TAREFAS:
A) Reproduza sem alterações o trecho do texto sobre Dário Bastos que vai de "Foi já no final" a "Poeta Dário Bastos.".
B) Traduza para inglês a seguinte frase do texto sobre Dário Bastos: "Regressado a Portugal, foi preso muitas vezes e torturado pela PIDE."

======== TEXTO DE LEITURA

O Tanoeiro da Ribeira

quinta-feira, julho 27, 2017


 CONTRADIÇÕES OU TALVEZ NÃO?


Foi já no final da sua vida. Mas ainda a tempo de conhecer este homem, de carácter inquebrantável num corpo franzino, poeta e contista, que bem cedo partiu de Póvoa de Lanhoso, rumo ao Brasil, no caminho duro da emigração: ”Quis suster as lágrimas, não consegui, chorei também. Tinha apenas onze anos de idade” (Rumo).


Regressado a Portugal, foi preso muitas vezes e torturado pela PIDE. E resistiu e não vergou. Nunca atraiçoou os amigos mesmo nas horas das mais terríveis ameaças: “A tua cova já está aberta e não temos trabalho: mesmo por cima do muro lá vais cair” (Um homem na Rua). Nem nunca esqueceu a família que sempre o acompanhou.


Gondomar, onde viveu, honra-o numa rua com o seu nome, em Baguim do Monte: Poeta Dário Bastos.

Fiz parte do elenco que representou o drama “25 de Abril, meu Poema de Natal”, que narra a sua primeira prisão, ocorrida numa Noite de Natal. Eu encarnava a personagem do Pai que era ele próprio. Nas primeiras representações, senti a emoção e a responsabilidade de o ter a assistir, sentado na primeira fila.

================
======== CONTEÚDO DOS DADOS

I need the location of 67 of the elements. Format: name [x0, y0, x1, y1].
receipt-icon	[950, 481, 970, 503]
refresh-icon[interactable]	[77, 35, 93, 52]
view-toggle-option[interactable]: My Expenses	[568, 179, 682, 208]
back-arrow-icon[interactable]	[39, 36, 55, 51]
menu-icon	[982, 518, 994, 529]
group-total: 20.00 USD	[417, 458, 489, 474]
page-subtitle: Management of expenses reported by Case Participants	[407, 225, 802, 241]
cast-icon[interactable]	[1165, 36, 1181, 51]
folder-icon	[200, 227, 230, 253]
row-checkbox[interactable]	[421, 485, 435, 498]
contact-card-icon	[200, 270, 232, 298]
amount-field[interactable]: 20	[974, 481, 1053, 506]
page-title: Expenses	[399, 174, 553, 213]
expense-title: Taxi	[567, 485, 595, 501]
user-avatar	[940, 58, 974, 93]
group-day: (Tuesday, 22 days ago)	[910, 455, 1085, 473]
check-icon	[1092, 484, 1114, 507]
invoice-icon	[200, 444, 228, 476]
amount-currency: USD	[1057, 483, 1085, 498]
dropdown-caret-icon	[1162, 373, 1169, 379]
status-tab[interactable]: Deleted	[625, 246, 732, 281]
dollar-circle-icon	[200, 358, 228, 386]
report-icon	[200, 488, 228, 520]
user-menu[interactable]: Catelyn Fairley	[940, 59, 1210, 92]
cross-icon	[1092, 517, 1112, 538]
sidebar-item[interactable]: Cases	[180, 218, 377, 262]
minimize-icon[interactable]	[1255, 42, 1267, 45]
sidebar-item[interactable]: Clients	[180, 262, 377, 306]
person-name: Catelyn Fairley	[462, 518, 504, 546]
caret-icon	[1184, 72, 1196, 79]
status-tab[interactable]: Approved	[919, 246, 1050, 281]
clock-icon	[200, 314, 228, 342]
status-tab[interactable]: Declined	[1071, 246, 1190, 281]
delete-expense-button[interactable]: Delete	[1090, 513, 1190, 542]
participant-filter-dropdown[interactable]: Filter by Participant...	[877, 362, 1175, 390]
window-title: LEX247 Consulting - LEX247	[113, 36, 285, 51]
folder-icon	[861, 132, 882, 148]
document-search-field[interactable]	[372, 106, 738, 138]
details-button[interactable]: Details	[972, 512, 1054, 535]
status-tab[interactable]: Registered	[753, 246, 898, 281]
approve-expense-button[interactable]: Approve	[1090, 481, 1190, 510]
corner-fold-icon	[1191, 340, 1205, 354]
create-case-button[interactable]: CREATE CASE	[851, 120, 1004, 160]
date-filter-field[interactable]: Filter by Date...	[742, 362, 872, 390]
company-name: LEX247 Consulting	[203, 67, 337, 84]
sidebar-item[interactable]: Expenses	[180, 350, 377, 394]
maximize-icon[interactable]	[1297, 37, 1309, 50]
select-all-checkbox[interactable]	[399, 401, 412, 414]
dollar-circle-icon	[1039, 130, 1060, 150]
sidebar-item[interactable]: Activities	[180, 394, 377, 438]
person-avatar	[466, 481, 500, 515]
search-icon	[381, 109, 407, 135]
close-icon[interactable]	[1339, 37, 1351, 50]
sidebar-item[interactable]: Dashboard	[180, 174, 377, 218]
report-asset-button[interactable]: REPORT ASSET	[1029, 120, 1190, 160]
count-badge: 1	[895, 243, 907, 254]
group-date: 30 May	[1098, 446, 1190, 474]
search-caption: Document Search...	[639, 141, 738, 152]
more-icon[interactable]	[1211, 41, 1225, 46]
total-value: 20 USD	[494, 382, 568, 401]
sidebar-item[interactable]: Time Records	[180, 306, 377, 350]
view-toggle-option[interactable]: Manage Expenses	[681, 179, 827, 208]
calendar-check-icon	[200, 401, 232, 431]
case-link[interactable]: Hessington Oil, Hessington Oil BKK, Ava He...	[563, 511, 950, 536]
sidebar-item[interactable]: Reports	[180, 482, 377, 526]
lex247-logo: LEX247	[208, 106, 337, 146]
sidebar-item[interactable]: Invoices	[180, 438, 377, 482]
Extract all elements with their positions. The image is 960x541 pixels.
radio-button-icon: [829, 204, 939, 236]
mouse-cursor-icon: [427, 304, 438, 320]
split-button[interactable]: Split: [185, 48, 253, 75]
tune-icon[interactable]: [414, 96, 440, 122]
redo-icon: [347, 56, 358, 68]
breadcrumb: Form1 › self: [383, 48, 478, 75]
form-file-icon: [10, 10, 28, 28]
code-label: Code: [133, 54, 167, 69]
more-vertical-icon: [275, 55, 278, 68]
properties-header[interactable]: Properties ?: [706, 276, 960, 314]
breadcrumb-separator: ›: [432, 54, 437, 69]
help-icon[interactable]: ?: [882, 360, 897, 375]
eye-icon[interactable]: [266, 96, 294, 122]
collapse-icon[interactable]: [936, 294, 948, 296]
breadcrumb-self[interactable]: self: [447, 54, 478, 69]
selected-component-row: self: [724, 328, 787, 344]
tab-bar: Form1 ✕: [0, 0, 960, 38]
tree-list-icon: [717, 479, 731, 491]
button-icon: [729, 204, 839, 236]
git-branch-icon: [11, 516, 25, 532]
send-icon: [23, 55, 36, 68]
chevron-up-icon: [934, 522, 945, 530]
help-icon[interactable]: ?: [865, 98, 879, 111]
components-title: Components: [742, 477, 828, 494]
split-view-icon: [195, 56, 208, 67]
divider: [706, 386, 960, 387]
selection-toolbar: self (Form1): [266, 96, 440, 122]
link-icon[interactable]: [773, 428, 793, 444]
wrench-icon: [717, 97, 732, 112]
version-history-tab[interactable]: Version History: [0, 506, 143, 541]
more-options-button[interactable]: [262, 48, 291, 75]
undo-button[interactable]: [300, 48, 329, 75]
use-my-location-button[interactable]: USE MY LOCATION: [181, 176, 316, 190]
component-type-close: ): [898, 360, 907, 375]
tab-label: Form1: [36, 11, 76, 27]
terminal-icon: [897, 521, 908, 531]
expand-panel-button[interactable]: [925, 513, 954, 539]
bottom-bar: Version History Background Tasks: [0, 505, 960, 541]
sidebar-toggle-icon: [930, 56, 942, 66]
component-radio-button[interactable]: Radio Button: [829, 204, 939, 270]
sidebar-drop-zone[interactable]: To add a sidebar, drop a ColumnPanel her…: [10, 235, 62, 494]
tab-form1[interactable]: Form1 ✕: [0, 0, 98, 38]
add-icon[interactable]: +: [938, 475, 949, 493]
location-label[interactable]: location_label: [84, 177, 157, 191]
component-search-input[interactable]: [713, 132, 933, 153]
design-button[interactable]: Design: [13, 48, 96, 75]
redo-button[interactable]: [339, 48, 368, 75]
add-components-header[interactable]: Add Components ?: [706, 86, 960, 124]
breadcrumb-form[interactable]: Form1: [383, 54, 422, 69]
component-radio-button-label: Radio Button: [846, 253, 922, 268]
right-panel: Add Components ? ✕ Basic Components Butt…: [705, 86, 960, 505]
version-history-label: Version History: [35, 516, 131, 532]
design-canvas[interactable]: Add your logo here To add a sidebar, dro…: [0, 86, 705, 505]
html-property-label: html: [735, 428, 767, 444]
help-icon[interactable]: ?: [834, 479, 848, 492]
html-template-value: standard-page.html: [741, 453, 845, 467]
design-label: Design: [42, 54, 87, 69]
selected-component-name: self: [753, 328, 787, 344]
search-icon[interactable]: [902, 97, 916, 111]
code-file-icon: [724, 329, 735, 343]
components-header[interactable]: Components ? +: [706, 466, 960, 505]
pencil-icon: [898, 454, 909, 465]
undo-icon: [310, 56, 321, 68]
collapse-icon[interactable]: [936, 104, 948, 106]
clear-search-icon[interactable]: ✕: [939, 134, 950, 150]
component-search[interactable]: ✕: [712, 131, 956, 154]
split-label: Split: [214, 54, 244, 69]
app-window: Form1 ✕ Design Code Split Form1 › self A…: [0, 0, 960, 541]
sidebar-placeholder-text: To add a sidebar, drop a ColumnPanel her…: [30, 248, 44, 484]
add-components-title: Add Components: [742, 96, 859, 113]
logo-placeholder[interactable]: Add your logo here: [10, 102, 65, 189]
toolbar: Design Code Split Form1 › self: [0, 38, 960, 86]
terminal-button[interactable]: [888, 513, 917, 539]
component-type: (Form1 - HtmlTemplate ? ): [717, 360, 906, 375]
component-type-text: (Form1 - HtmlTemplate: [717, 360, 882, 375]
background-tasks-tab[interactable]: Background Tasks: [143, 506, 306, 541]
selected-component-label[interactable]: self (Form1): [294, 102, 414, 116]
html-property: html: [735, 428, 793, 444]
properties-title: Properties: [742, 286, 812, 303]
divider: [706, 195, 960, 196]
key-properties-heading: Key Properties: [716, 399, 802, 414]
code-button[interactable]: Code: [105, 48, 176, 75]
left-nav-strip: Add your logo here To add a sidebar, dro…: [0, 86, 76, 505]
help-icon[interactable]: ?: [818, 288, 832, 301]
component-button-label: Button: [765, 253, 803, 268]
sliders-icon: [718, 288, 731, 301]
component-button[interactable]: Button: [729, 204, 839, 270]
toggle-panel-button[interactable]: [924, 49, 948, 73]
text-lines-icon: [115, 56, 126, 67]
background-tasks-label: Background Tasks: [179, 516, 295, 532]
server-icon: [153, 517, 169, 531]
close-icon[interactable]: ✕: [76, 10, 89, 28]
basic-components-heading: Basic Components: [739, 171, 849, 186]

================

RESPOSTAS:
A)
Foi já no final da sua vida. Mas ainda a tempo de conhecer este homem, de carácter inquebrantável num corpo franzino, poeta e contista, que bem cedo partiu de Póvoa de Lanhoso, rumo ao Brasil, no caminho duro da emigração: ”Quis suster as lágrimas, não consegui, chorei também. Tinha apenas onze anos de idade” (Rumo).


Regressado a Portugal, foi preso muitas vezes e torturado pela PIDE. E resistiu e não vergou. Nunca atraiçoou os amigos mesmo nas horas das mais terríveis ameaças: “A tua cova já está aberta e não temos trabalho: mesmo por cima do muro lá vais cair” (Um homem na Rua). Nem nunca esqueceu a família que sempre o acompanhou.


Gondomar, onde viveu, honra-o numa rua com o seu nome, em Baguim do Monte: Poeta Dário Bastos.

B) Back in Portugal, he was arrested many times and tortured by the PIDE.